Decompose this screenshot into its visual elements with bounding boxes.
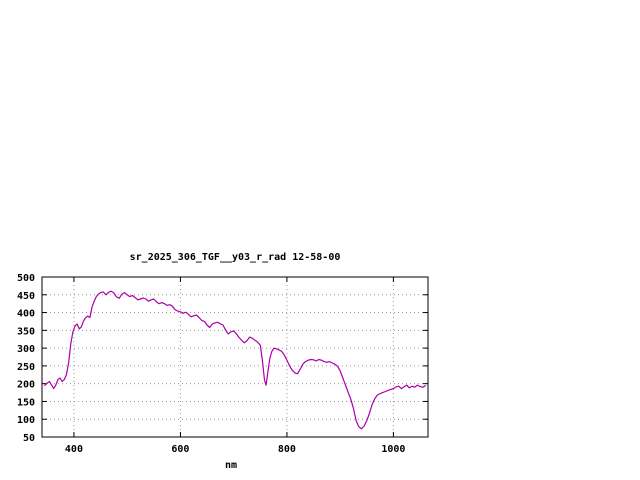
x-tick-label: 800 (278, 444, 296, 455)
y-tick-label: 150 (17, 397, 35, 408)
x-tick-label: 600 (171, 444, 189, 455)
y-tick-label: 250 (17, 362, 35, 373)
grid-lines (42, 276, 428, 438)
x-axis-label: nm (225, 460, 237, 471)
y-tick-label: 500 (17, 273, 35, 284)
y-tick-label: 100 (17, 415, 35, 426)
y-tick-label: 450 (17, 291, 35, 302)
y-tick-label: 300 (17, 344, 35, 355)
axis-labels: 400 600 800 1000 50 100 150 200 250 300 350 400 450 5… (17, 273, 406, 455)
spectrum-line (44, 290, 426, 430)
y-tick-label: 400 (17, 309, 35, 320)
plot-border (41, 276, 429, 438)
y-tick-label: 50 (23, 433, 35, 444)
chart-title: sr_2025_306_TGF__y03_r_rad 12-58-00 (130, 252, 341, 263)
x-tick-label: 1000 (381, 444, 405, 455)
tick-marks (42, 276, 428, 438)
x-tick-label: 400 (65, 444, 83, 455)
y-tick-label: 200 (17, 380, 35, 391)
y-tick-label: 350 (17, 326, 35, 337)
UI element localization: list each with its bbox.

* * *

(Exercise requirements): Reproduce the rows above line for line, with every character unchanged, but omit the picture placeholders.

(Solved problem):
Decompose this screenshot into its visual elements with bounding boxes.
x-tick-label: 800 (278, 444, 296, 455)
y-tick-label: 150 (17, 397, 35, 408)
x-tick-label: 600 (171, 444, 189, 455)
y-tick-label: 250 (17, 362, 35, 373)
grid-lines (42, 276, 428, 438)
x-axis-label: nm (225, 460, 237, 471)
y-tick-label: 500 (17, 273, 35, 284)
y-tick-label: 100 (17, 415, 35, 426)
y-tick-label: 450 (17, 291, 35, 302)
y-tick-label: 300 (17, 344, 35, 355)
axis-labels: 400 600 800 1000 50 100 150 200 250 300 350 400 450 5… (17, 273, 406, 455)
spectrum-line (44, 290, 426, 430)
y-tick-label: 400 (17, 309, 35, 320)
plot-border (41, 276, 429, 438)
y-tick-label: 50 (23, 433, 35, 444)
chart-title: sr_2025_306_TGF__y03_r_rad 12-58-00 (130, 252, 341, 263)
x-tick-label: 1000 (381, 444, 405, 455)
tick-marks (42, 276, 428, 438)
x-tick-label: 400 (65, 444, 83, 455)
y-tick-label: 200 (17, 380, 35, 391)
y-tick-label: 350 (17, 326, 35, 337)
UI element localization: list each with its bbox.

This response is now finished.